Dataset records
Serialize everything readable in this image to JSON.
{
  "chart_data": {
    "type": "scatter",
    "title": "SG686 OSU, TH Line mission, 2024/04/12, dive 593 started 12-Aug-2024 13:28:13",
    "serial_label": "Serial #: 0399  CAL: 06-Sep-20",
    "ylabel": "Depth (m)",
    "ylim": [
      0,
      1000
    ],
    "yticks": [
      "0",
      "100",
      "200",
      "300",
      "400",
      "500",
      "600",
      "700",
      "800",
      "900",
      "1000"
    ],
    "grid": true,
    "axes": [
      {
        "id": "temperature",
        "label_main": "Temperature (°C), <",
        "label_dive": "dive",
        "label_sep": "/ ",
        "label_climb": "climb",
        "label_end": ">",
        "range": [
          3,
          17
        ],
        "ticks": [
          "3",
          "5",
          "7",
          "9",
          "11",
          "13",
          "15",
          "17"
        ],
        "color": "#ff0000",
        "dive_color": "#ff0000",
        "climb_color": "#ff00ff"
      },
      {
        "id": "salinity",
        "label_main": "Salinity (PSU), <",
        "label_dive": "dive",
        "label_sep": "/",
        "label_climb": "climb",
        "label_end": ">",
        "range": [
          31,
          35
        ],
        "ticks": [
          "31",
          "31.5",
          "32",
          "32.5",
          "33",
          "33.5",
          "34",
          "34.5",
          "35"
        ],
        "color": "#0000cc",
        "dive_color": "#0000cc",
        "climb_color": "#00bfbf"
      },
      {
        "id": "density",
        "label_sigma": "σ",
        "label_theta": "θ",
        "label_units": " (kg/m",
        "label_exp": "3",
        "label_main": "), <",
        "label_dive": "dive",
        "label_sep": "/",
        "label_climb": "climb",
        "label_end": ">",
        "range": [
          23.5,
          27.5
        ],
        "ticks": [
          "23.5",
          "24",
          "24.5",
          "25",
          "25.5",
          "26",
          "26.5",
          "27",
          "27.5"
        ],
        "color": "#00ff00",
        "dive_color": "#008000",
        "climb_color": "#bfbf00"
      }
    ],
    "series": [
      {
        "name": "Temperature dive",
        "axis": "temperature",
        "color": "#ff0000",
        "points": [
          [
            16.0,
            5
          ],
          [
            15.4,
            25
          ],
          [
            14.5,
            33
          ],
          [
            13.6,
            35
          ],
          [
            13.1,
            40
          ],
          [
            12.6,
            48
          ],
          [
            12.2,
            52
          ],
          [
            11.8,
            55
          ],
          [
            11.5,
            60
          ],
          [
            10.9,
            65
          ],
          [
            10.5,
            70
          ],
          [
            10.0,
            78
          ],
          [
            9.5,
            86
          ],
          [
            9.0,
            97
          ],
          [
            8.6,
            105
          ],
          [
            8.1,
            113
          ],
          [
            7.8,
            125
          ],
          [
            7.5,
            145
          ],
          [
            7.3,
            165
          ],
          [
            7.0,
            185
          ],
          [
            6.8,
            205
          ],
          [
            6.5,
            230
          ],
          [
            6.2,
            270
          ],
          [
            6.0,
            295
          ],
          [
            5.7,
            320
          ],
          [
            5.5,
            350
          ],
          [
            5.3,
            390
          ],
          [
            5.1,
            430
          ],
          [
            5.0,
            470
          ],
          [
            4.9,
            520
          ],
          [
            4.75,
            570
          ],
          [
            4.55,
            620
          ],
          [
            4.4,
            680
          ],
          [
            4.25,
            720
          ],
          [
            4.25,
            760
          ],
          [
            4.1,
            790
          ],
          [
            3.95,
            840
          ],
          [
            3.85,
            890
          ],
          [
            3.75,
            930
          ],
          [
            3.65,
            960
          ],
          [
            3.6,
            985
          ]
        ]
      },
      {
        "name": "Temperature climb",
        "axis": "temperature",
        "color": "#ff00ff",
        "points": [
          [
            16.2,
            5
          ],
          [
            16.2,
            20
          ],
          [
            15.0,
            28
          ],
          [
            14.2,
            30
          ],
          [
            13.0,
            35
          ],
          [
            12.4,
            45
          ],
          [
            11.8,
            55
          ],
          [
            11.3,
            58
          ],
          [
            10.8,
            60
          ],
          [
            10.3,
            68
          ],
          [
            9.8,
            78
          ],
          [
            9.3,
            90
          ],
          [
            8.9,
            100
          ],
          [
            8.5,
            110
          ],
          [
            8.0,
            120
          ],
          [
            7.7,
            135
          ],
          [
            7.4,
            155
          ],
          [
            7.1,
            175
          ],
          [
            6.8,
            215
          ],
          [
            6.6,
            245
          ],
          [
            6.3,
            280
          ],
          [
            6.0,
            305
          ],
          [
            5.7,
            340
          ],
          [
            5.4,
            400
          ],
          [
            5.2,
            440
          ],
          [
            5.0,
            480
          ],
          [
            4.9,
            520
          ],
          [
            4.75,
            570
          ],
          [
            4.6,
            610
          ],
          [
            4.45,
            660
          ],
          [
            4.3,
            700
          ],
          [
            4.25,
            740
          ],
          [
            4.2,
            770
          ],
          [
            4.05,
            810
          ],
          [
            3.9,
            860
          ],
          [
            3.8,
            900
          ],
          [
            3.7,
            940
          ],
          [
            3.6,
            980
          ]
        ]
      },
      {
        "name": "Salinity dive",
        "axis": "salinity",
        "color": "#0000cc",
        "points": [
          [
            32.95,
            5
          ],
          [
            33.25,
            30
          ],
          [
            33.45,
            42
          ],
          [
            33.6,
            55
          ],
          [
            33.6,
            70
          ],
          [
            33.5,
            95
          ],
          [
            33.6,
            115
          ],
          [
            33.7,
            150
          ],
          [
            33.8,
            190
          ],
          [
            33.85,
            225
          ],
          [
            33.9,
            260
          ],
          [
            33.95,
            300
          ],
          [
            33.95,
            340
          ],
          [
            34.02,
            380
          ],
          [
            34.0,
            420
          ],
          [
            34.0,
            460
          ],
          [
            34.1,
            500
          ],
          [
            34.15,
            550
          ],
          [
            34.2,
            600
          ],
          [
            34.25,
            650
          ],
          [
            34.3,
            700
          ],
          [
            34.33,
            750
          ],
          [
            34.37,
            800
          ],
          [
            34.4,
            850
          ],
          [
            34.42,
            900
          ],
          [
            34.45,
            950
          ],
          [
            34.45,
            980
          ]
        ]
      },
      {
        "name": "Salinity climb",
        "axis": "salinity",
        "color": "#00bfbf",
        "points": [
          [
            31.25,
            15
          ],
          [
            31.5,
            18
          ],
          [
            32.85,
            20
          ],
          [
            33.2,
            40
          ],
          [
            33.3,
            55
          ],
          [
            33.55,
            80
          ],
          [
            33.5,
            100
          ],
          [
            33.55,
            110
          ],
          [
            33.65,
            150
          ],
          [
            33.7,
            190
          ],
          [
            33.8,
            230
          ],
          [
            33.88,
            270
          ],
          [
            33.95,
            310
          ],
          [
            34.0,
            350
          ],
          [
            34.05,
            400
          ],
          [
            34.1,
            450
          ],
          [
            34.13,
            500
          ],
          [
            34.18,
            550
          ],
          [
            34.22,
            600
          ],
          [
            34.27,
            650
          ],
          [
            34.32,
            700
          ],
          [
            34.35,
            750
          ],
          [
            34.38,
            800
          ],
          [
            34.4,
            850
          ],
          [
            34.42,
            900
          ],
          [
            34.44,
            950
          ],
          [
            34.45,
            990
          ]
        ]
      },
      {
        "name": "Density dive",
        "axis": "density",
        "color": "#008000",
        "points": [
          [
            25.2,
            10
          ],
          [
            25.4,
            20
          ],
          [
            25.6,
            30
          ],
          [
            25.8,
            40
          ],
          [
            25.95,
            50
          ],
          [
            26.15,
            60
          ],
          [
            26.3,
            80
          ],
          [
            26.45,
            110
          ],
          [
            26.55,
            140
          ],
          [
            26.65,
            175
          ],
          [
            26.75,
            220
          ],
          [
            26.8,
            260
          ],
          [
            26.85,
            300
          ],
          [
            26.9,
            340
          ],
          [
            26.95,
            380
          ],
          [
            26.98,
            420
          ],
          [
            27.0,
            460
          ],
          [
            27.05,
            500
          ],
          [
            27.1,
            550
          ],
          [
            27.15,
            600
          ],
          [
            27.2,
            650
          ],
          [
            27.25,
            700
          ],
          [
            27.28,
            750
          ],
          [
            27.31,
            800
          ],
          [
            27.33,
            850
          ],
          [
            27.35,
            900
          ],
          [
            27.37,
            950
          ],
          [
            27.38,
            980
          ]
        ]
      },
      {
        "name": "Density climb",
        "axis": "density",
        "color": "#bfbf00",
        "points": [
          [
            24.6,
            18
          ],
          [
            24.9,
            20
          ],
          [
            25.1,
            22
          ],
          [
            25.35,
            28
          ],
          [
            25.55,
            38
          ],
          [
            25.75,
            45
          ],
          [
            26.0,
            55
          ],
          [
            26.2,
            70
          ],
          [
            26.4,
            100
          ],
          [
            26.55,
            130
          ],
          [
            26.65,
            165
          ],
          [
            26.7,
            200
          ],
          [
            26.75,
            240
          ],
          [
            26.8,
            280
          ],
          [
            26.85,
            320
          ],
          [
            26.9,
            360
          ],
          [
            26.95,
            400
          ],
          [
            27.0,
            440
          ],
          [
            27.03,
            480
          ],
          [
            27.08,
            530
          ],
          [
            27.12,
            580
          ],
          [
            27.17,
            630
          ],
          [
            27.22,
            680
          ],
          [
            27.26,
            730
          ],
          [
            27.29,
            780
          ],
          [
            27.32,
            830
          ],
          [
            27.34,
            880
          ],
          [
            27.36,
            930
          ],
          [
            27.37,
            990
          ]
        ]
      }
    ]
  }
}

**Objective:** Filter the records down to the lines that contain the string "name", and copy those lines.

**Task answer:**
        "name": "Temperature dive",
        "name": "Temperature climb",
        "name": "Salinity dive",
        "name": "Salinity climb",
        "name": "Density dive",
        "name": "Density climb",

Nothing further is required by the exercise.